# [TASK DETAILS]
Copy out, from the data, each line containing the string "total".

Excerpts from a figure dataset:

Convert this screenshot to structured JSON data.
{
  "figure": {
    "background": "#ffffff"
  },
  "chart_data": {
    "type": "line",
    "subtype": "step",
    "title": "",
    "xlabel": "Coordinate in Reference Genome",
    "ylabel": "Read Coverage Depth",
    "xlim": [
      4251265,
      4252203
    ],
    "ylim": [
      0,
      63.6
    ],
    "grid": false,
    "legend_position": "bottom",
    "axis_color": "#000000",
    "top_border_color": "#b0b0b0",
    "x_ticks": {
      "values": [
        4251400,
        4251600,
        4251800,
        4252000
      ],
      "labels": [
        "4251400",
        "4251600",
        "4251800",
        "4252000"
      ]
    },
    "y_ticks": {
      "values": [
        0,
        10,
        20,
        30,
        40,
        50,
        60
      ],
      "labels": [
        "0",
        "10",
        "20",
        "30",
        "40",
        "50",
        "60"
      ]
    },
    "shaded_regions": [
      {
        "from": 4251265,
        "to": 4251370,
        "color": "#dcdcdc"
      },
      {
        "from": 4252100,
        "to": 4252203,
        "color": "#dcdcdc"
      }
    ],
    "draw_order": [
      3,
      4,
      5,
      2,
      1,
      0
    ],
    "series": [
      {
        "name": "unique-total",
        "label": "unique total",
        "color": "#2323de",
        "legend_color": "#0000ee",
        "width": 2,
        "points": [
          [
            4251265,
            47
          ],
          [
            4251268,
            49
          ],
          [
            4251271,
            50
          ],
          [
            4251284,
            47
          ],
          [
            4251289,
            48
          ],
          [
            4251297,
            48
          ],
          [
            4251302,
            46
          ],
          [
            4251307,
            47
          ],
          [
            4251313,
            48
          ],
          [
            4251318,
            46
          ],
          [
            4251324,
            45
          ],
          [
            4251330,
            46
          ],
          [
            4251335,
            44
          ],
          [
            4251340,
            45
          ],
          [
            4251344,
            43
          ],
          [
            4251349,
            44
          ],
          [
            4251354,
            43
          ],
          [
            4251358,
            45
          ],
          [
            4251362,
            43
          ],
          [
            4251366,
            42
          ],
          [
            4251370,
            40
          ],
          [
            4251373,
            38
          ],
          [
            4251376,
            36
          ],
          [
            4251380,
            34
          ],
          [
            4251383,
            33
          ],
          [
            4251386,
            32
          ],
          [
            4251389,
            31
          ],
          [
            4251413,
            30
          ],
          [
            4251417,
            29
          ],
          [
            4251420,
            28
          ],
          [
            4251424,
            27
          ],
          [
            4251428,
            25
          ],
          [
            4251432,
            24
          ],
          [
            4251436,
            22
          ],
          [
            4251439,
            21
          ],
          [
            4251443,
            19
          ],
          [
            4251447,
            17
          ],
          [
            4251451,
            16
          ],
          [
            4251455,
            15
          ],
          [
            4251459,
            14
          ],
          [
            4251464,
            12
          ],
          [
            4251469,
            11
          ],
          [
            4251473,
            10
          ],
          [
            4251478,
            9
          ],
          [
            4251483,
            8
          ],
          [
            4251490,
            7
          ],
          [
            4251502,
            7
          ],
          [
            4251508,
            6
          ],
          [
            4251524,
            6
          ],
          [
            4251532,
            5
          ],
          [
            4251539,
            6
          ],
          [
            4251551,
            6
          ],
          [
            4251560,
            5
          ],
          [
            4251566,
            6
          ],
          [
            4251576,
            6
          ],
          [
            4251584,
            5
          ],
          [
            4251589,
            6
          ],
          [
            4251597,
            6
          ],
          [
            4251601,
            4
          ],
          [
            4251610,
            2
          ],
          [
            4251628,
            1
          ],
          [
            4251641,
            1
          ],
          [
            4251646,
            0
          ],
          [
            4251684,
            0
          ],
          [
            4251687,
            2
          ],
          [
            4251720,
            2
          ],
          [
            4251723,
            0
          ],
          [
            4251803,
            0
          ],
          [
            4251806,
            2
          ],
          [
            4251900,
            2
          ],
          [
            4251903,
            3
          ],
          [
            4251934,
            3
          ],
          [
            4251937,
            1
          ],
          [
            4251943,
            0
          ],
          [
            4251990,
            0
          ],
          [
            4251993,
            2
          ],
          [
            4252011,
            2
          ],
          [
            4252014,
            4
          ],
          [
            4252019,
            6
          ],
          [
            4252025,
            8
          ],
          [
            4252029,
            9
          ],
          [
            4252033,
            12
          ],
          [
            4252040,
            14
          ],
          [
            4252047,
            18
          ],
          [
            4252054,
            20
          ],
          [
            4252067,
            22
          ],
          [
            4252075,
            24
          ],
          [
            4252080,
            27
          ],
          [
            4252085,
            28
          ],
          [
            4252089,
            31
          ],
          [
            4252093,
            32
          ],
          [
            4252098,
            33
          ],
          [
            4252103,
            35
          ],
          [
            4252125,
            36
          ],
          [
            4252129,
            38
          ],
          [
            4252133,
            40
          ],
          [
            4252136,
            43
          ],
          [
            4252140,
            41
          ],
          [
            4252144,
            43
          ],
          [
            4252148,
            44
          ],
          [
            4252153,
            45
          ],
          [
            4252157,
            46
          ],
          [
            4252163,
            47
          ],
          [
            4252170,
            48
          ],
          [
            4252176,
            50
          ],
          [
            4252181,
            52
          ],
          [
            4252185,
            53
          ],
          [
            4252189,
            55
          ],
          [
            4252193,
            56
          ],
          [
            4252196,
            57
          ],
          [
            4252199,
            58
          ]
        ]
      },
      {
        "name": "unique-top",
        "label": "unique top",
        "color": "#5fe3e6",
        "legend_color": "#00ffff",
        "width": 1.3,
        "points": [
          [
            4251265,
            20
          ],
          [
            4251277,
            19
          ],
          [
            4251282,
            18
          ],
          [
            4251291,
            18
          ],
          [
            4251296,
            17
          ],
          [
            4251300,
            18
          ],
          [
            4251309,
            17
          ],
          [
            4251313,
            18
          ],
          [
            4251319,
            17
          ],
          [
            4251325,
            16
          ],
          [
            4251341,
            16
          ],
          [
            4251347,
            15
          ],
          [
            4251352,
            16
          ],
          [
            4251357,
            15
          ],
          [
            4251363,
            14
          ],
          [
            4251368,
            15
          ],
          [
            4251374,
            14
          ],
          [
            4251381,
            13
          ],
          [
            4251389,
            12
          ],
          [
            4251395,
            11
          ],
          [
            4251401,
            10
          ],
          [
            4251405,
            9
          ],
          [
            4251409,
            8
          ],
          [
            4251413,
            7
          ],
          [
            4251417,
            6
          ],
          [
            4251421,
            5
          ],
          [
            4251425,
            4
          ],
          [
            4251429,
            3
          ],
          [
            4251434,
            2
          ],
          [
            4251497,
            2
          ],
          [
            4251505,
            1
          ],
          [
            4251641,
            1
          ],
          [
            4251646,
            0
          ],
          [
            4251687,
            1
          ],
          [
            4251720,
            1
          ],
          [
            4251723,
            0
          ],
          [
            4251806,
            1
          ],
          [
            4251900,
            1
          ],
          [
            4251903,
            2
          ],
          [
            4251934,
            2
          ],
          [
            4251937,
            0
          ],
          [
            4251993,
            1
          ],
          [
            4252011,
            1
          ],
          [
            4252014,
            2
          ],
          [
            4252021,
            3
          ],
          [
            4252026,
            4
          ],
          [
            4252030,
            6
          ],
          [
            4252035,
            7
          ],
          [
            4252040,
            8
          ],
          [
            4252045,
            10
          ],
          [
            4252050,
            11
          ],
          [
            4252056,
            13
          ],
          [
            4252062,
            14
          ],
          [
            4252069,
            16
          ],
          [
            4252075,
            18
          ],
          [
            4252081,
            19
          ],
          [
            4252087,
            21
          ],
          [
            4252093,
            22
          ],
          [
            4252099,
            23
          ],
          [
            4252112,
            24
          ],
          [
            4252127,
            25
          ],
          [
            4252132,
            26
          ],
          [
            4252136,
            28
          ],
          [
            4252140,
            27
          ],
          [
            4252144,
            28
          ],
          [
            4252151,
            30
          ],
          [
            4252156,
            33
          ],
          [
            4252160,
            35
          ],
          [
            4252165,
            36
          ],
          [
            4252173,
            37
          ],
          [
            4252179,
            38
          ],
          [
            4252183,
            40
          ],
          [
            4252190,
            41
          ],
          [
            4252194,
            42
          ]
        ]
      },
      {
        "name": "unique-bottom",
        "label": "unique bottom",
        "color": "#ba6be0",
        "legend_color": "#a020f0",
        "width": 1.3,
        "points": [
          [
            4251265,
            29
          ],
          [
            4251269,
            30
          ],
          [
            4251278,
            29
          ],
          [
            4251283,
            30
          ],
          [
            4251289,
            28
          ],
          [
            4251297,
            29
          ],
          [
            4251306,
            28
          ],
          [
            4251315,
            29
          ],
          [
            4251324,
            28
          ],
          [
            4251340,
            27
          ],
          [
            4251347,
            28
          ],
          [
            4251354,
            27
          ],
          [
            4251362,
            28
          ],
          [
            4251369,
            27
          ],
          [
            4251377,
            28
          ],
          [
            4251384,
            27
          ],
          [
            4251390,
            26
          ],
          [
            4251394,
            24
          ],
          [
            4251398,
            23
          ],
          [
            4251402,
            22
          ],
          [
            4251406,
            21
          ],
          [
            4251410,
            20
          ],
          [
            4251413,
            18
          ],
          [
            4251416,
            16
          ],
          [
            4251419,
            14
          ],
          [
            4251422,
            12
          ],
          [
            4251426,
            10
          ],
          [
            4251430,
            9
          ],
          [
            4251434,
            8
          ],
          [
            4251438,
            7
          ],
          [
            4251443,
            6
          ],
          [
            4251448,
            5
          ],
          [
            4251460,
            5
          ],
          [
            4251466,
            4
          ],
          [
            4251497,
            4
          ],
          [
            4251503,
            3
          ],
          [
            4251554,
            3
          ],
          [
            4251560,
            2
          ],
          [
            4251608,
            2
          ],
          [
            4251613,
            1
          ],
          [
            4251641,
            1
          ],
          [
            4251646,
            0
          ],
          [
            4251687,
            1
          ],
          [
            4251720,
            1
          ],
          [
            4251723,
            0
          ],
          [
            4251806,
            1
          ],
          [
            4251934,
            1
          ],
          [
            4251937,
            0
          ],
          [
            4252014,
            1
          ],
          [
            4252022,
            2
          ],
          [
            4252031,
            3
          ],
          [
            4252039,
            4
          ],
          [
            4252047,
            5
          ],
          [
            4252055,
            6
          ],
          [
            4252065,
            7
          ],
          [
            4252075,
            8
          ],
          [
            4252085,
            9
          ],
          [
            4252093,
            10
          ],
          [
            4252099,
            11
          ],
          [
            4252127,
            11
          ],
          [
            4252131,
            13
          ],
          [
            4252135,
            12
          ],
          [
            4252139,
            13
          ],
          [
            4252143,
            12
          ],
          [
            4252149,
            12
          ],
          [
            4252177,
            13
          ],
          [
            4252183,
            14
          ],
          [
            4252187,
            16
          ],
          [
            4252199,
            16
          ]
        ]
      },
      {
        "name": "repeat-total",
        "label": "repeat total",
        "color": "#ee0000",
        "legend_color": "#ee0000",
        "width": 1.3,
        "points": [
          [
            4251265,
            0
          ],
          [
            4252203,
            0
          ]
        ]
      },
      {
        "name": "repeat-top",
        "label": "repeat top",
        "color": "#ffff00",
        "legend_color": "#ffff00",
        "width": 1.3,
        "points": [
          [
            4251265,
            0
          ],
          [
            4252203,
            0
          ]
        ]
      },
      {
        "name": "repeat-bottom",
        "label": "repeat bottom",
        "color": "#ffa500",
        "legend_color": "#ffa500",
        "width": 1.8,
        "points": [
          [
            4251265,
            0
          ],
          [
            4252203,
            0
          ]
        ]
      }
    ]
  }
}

# [YOUR RESPONSE]
        "name": "unique-total",
        "label": "unique total",
        "name": "repeat-total",
        "label": "repeat total",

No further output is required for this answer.